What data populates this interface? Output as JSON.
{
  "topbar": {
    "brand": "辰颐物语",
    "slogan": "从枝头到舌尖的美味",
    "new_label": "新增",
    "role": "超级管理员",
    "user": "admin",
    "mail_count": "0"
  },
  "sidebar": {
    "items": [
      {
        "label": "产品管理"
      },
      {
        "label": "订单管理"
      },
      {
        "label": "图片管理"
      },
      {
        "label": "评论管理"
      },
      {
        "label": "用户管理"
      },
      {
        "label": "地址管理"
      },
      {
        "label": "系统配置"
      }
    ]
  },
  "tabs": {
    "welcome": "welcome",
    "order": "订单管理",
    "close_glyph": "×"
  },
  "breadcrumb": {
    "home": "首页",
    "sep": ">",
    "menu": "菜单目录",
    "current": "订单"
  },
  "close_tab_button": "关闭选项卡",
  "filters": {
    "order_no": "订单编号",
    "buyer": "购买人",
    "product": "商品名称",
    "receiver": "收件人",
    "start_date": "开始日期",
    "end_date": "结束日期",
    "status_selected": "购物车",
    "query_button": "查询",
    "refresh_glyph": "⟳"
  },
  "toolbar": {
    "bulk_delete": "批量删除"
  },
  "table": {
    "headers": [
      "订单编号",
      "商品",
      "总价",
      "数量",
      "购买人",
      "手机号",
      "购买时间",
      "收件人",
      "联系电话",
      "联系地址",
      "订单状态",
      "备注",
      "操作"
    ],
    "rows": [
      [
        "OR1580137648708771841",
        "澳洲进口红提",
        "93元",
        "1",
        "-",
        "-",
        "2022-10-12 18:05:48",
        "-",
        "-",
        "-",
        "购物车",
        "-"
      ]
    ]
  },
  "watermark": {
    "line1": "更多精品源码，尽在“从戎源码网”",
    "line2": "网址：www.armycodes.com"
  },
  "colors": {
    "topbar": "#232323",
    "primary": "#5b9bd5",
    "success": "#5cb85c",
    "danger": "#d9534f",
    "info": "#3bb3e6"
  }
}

==============================

• Task directions: Output the listing above exactly as it appears.

• Exercise answer:
What data populates this interface? Output as JSON.
{
  "topbar": {
    "brand": "辰颐物语",
    "slogan": "从枝头到舌尖的美味",
    "new_label": "新增",
    "role": "超级管理员",
    "user": "admin",
    "mail_count": "0"
  },
  "sidebar": {
    "items": [
      {
        "label": "产品管理"
      },
      {
        "label": "订单管理"
      },
      {
        "label": "图片管理"
      },
      {
        "label": "评论管理"
      },
      {
        "label": "用户管理"
      },
      {
        "label": "地址管理"
      },
      {
        "label": "系统配置"
      }
    ]
  },
  "tabs": {
    "welcome": "welcome",
    "order": "订单管理",
    "close_glyph": "×"
  },
  "breadcrumb": {
    "home": "首页",
    "sep": ">",
    "menu": "菜单目录",
    "current": "订单"
  },
  "close_tab_button": "关闭选项卡",
  "filters": {
    "order_no": "订单编号",
    "buyer": "购买人",
    "product": "商品名称",
    "receiver": "收件人",
    "start_date": "开始日期",
    "end_date": "结束日期",
    "status_selected": "购物车",
    "query_button": "查询",
    "refresh_glyph": "⟳"
  },
  "toolbar": {
    "bulk_delete": "批量删除"
  },
  "table": {
    "headers": [
      "订单编号",
      "商品",
      "总价",
      "数量",
      "购买人",
      "手机号",
      "购买时间",
      "收件人",
      "联系电话",
      "联系地址",
      "订单状态",
      "备注",
      "操作"
    ],
    "rows": [
      [
        "OR1580137648708771841",
        "澳洲进口红提",
        "93元",
        "1",
        "-",
        "-",
        "2022-10-12 18:05:48",
        "-",
        "-",
        "-",
        "购物车",
        "-"
      ]
    ]
  },
  "watermark": {
    "line1": "更多精品源码，尽在“从戎源码网”",
    "line2": "网址：www.armycodes.com"
  },
  "colors": {
    "topbar": "#232323",
    "primary": "#5b9bd5",
    "success": "#5cb85c",
    "danger": "#d9534f",
    "info": "#3bb3e6"
  }
}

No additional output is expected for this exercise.